=== Source passage ===

You are not a lousy parent. You are a deeply challenged parent that can only do this work through the deep, deep love, mercy, and grace of God. When I was in a hospital waiting room because my child was being put on a psych hold and refused to have me in the room, God took me to passages in my Bible about all of those who rejected him. I guess I should not expect better. When they are awful to me, I ask the Lord how he puts up with my sorry attempts at love for him.

I guess they treat us much the same way we treat God. It leaves me in awe of his grace towards us. After all the years, if I could do one thing different I would work harder to allow myself a life and identity more apart from these kids. Do not neglect yourself. Spend some time with people that remind you that you are normal and valuable. This is a marathon life and we live like it is a sprint.

I added in stuff for him, Scouts, music, art, library, going to livestock shows, etc. He absolutely could not stand for it if I did something without him.

He started setting up situations where he thought I might get upset with him, like claiming to be gay. No, I just told him 13 was too young to be having sex, and we discussed it more. He told everyone that I beat and screamed at him! He complained to school counselors and made them call Childrens Services, but with not a mark on him, they never bothered to call us.

He jumped on that! Bottom line, CPS traumatized him again, isolating him from friends and family, moving him from foster homes to a group home, and finally to a relative he never knew where his mentally ill maternal grandmother also lives.

I completely agree with you and applaud your ability to recognize and accept the reality. Having grown up in a large family of all girls it never occurred to me that I might not be able to conceive. I was much more selfish than some of you. I simply wanted to be a Mom and raise children with my then husband. God is the miracle worker not me. Adopted at 4 yrs, now a teen. We are distant and superficial. She no longer lives with us but the damage is done and will ripple and wave for eternity.

Am in the same situation. My adopted daughter is no longer in my home but the damage she has caused will linger for a long time. We are in a really terrible place and not sure what our options are…. Emma, we did attachment therapy.

It helped a lot. I feel our relationship is superficial too, but I realize it is the best she can do. I just keep keepin on, knowing I am doing and have done my best. I have had to work through the resentment many times over, maybe just try to keep it at bay! I am thinking of you and pray you stay encouraged. Quey, he is a child, but the truth is, unless you have dealt with the crap these kids throw on us every minute of every day, it really is hard and if these were not our children, we would have been able to walk away from such a toxic person.

=== Provided data ===

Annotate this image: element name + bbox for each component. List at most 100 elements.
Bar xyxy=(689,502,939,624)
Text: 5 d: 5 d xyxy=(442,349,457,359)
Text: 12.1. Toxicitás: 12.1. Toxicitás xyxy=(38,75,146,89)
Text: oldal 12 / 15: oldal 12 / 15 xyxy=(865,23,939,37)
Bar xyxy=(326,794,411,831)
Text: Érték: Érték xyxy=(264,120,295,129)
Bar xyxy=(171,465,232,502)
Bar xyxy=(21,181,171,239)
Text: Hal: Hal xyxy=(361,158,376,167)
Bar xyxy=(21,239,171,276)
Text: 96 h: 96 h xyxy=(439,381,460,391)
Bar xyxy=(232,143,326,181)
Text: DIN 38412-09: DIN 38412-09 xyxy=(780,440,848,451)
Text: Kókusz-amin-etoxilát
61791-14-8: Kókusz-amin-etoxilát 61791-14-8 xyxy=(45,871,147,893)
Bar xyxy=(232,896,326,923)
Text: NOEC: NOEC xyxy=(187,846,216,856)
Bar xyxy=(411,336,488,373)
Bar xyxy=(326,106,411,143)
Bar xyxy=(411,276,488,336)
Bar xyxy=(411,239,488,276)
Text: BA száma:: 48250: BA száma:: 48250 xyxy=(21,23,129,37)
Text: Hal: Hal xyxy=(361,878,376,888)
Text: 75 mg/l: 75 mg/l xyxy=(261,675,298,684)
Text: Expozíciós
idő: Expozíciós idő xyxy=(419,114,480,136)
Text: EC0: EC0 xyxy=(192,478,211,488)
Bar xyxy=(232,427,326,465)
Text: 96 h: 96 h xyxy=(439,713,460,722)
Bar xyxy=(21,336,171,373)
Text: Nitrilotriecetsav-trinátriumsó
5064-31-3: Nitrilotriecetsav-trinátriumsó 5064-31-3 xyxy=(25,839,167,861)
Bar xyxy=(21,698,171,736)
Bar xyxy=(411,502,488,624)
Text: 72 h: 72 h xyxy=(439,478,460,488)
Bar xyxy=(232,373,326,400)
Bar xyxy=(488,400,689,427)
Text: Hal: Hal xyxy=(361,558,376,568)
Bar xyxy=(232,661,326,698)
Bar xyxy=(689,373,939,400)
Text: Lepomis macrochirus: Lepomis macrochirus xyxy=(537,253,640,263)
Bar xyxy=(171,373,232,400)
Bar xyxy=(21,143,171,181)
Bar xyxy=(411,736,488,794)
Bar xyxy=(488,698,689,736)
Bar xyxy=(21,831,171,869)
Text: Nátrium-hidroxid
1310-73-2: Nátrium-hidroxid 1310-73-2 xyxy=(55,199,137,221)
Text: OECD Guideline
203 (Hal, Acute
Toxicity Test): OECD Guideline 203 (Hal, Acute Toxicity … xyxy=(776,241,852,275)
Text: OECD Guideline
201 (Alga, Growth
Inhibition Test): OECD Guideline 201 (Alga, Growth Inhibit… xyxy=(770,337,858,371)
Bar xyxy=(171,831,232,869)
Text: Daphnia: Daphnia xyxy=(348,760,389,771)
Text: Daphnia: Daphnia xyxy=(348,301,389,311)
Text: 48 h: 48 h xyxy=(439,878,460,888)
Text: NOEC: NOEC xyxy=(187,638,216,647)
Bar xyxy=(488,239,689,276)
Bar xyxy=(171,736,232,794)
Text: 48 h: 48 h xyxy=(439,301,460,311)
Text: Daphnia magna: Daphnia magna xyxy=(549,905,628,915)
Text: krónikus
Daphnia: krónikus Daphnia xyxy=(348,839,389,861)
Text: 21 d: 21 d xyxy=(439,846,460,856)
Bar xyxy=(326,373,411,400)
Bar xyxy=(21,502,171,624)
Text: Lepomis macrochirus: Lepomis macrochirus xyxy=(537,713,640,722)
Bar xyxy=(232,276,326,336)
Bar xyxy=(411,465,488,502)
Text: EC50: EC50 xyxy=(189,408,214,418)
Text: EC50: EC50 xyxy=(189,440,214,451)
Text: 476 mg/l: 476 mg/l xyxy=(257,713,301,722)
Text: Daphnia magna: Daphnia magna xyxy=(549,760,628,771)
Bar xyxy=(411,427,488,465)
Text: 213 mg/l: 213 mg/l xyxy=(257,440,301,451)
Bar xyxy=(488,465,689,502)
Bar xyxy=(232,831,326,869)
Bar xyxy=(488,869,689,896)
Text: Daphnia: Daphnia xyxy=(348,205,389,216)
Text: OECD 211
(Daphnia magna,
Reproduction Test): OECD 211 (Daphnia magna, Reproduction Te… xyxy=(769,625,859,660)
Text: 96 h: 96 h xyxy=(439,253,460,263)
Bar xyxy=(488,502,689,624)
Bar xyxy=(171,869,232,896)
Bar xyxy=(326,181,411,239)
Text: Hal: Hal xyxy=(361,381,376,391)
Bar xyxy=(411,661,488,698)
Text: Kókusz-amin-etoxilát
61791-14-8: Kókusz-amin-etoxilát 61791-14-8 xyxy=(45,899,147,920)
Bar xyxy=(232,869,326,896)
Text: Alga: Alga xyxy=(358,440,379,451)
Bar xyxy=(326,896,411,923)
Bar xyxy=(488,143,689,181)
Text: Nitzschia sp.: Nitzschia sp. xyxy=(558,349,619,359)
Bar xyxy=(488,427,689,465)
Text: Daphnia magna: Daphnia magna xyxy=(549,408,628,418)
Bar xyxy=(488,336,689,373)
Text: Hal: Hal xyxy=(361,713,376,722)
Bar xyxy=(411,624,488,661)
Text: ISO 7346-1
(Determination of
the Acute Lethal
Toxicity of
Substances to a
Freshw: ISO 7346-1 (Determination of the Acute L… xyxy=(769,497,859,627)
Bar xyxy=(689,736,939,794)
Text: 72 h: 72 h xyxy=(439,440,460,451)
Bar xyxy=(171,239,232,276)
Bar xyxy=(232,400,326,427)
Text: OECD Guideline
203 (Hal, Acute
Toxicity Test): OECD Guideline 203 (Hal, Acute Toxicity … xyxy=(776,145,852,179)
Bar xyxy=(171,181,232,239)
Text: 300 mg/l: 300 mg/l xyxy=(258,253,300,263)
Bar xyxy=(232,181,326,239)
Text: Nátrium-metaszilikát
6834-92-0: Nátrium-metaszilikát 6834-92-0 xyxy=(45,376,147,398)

===

# Tasks for this exercise
1. In the comments on raising adopted children, what kind of therapy does one writer say was done?
2. Go on with the comments on raising adopted children from the point where they end.
The records come from a separate source, unrelated to the comments on raising adopted children.

# Numbered responses
1. Attachment therapy.

2.
So yes, feeling resentful is a very common and even yes, normal, reaction. I think we need support networks of experienced parents who can counsel each other during the traumatic times. We have another teen moving in with us this week and I feel so much better equipped than when we began this journey. Anyone have any ideas on how to set up peer counseling? I have 2 Korean adopted children from a few months old.. I have been abused, ridiculed, hated, raged at my entire life with them.

My daughter constantly defied, argued controlled every situation. I changed in to this pacifying, unsure and tentative mother. My daughter lied to my sister and her family and now they believe I was the cruel uncaring one. Both children have detached from me. My son is withdrawn, mute nearly, dabbling in drugs and street life..

My daughter is at uni trying to study but all consuming, attaching to any one who comes near and at the same time no one. I have had no contact from them, that has been determined by me. If I organise anything they will endeavour to change it or not turn up. I am a teacher and work with children.. I hide my story,pretending everything is ok, hiding myself away.. I feel trapped in this weird world. I wish I had known about RAD earlier.. I could have changed this..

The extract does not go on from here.